**Requirement 1:**
In the forum thread on the stop-sign probability question, what probability is calculated that none of the three cars will turn?
**Requirement 2:**
Carry on the forum thread about the stop-sign probability question, starting after its last post.

**Document segment:**
____

### Simple Math (Probability) Question

I light of a few other threads I realized I don't remember some of probability as well as I should. I'll some it up with a simple question, to I'm looking for both the answer and explaination for how to arrive at that answer:

Let's say a statistical study has shown that one car in 3 will turn right at a particular stop sign. Three cars come to the stop sign in turn. What are the chances that one of the three cars will turn right?

Joel Coehoorn
August 23rd, 2005

Exactly one, or at least one?

"What are the chances that one of the three cars will turn right?" is kind of ambiguous, anyway. If you're saying "what is the probability that any one of those cars will turn right?" the probability is 1/1, or 100%.

However, if you're saying "what is the probability that an individual car of those three will turn right?" the chance is 1/3, or about 33% -- it doesn't matter how many cars there are, each one has the same chance. But I think you're probably asking the first one.

Probability has a funny use of language like that. It uses the same words as normal language, but with different weights. ;)

Snark
August 23rd, 2005

Assuming an infinite number of randomly-distributed cars, the chance that at least 1 will turn is equal to one minus the probability that none will turn. The probability that one won't turn is 2/3 ... the probability that all three won't turn is (2/3)**3 i.e. 8/27 ... and so the probability that at least one will turn is 19/27.

The probability that exactly one will turn is equal to the probability that only the first will turn plus the probability that only the 2nd will turn plus the probability that only the third will turn ... the probability that only any given car will turn is (1/3)*(2/3)*(2/3) i.e. 4/27 ... and so the probability that one of any 3 cars will turn is 12/27.

Christopher Wells
August 23rd, 2005

... serves me right for not defining my language more precisely. We're all winners!

Snark
August 23rd, 2005

"If you're saying "what is the probability that any one of those cars will turn right?" the probability is 1/1, or 100%."

Er, no it isn't. Even if an infinite number of cars passed the probability never reaches 100%; it gets close, but never quite reaches it. It's like tossing a coin -- there's a 50% chance of getting heads each time, but that doesn't mean that if you toss two coins you've got 100% chance of getting heads...

> Er, no it isn't.

Well it *is* if there are only three cars in the whole world, and you're told that one in three cars will turn right.

____

**Material provided:**
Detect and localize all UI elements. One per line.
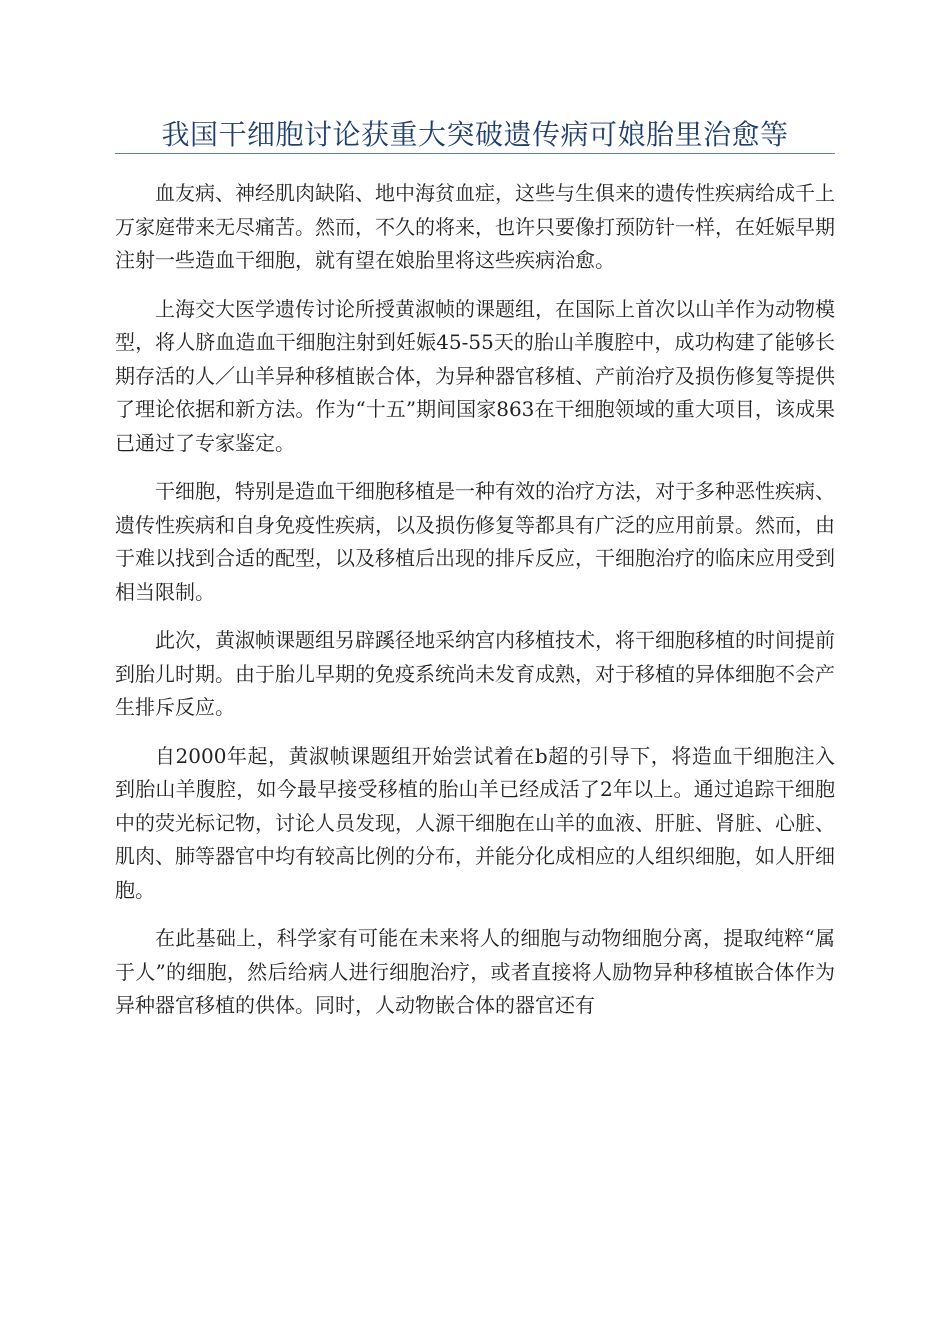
title-underline — [115, 153, 835, 154]
document-body — [115, 177, 835, 1038]
paragraph-4: 此次，黄淑帧课题组另辟蹊径地采纳宫内移植技术，将干细胞移植的时间提前到胎儿时期。由于胎儿早期的免疫系统尚未发育成熟，对于移植的异体细胞不会产生排斥反应。 — [115, 628, 835, 719]
paragraph-2: 上海交大医学遗传讨论所授黄淑帧的课题组，在国际上首次以山羊作为动物模型，将人脐血造血干细胞注射到妊娠45-55天的胎山羊腹腔中，成功构建了能够长期存活的人／山羊异种移植嵌合体，为异种器官移植、产前治疗及损伤修复等提供了理论依据和新方法。作为“十五”期间国家863在干细胞领域的重大项目，该成果已通过了专家鉴定。 — [115, 296, 835, 455]
paragraph-6: 在此基础上，科学家有可能在未来将人的细胞与动物细胞分离，提取纯粹“属于人”的细胞，然后给病人进行细胞治疗，或者直接将人励物异种移植嵌合体作为异种器官移植的供体。同时，人动物嵌合体的器官还有 — [115, 926, 835, 1017]
paragraph-1: 血友病、神经肌肉缺陷、地中海贫血症，这些与生俱来的遗传性疾病给成千上万家庭带来无尽痛苦。然而，不久的将来，也许只要像打预防针一样，在妊娠早期注射一些造血干细胞，就有望在娘胎里将这些疾病治愈。 — [115, 181, 835, 272]
paragraph-3: 干细胞，特别是造血干细胞移植是一种有效的治疗方法，对于多种恶性疾病、遗传性疾病和自身免疫性疾病，以及损伤修复等都具有广泛的应用前景。然而，由于难以找到合适的配型，以及移植后出现的排斥反应，干细胞治疗的临床应用受到相当限制。 — [115, 479, 835, 604]
document-title: 我国干细胞讨论获重大突破遗传病可娘胎里治愈等 — [161, 118, 789, 151]
paragraph-5: 自2000年起，黄淑帧课题组开始尝试着在b超的引导下，将造血干细胞注入到胎山羊腹腔，如今最早接受移植的胎山羊已经成活了2年以上。通过追踪干细胞中的荧光标记物，讨论人员发现，人源干细胞在山羊的血液、肝脏、肾脏、心脏、肌肉、肺等器官中均有较高比例的分布，并能分化成相应的人组织细胞，如人肝细胞。 — [115, 743, 835, 902]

____

**Expected answer 1:**
(2/3)**3, which is 8/27.

**Expected answer 2:**
Christopher Wells
August 23rd, 2005

No, the chance is still 1/3 for any given car in the 3. As an aggregate, in your very small world scenario, there is a 100% chance that ONE car will turn right.

"Well it *is* if there are only three cars in the whole world, and you're told that one in three cars will turn right."

It depends on your interpretation of "one in three cars will turn right" -- if you mean "one in three cars MUST turn right" then yes, if you have three cars passing then the chaces of one turning right is 100%, but if you mean "when a car reaches the junction there is a 1 in 3 chance it will turn right" then even if there were only three cars in the universe and they only ever visited the junction once it's still not a given that one will turn right. As we were talking probability I was assuming the latter interpretation. If it meant the former then it was a bit of a pointless question. :)

> If it meant the former then it was a bit of a pointless question. :)

Yes, but the former is the "monty hall" scenario which is what Snark was referring to.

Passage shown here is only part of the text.